● **THE EXERCISE**: Lift out each line of the data that holds "document".
### THE INPUT
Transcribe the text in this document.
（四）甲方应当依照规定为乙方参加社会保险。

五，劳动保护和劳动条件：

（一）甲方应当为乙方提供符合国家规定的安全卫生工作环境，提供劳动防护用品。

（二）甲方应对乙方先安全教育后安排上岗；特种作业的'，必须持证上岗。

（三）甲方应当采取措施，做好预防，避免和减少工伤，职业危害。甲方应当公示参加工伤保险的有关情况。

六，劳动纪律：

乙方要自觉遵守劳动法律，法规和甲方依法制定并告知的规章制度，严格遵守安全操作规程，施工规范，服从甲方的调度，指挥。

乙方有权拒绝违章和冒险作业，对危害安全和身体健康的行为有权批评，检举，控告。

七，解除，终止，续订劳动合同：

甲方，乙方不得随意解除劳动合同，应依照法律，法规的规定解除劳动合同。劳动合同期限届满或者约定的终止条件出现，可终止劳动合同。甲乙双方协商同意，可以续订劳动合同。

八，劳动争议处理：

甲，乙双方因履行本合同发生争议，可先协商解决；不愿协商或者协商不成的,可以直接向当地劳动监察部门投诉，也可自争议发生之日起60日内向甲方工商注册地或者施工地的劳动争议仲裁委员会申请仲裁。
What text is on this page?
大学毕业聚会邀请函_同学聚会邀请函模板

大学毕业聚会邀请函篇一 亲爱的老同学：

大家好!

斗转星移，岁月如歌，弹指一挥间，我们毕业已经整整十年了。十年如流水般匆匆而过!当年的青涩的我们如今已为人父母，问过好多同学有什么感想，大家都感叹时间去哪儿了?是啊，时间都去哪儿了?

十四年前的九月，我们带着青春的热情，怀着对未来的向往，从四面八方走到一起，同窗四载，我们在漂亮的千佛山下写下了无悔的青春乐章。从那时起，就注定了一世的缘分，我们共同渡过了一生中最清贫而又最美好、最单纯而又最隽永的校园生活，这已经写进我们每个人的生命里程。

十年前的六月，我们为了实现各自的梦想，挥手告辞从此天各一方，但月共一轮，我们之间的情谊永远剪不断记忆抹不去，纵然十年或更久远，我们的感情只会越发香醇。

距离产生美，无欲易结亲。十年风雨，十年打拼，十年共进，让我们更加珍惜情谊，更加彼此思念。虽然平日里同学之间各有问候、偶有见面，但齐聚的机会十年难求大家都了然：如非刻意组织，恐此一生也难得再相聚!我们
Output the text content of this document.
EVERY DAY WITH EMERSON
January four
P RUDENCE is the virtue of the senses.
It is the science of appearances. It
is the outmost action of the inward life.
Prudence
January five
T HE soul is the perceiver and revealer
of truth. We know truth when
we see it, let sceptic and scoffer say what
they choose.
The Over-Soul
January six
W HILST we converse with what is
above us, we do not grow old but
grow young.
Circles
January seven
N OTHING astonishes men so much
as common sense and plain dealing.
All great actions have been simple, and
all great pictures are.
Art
######
● **TASK RESPONSE**:
Transcribe the text in this document.
Output the text content of this document.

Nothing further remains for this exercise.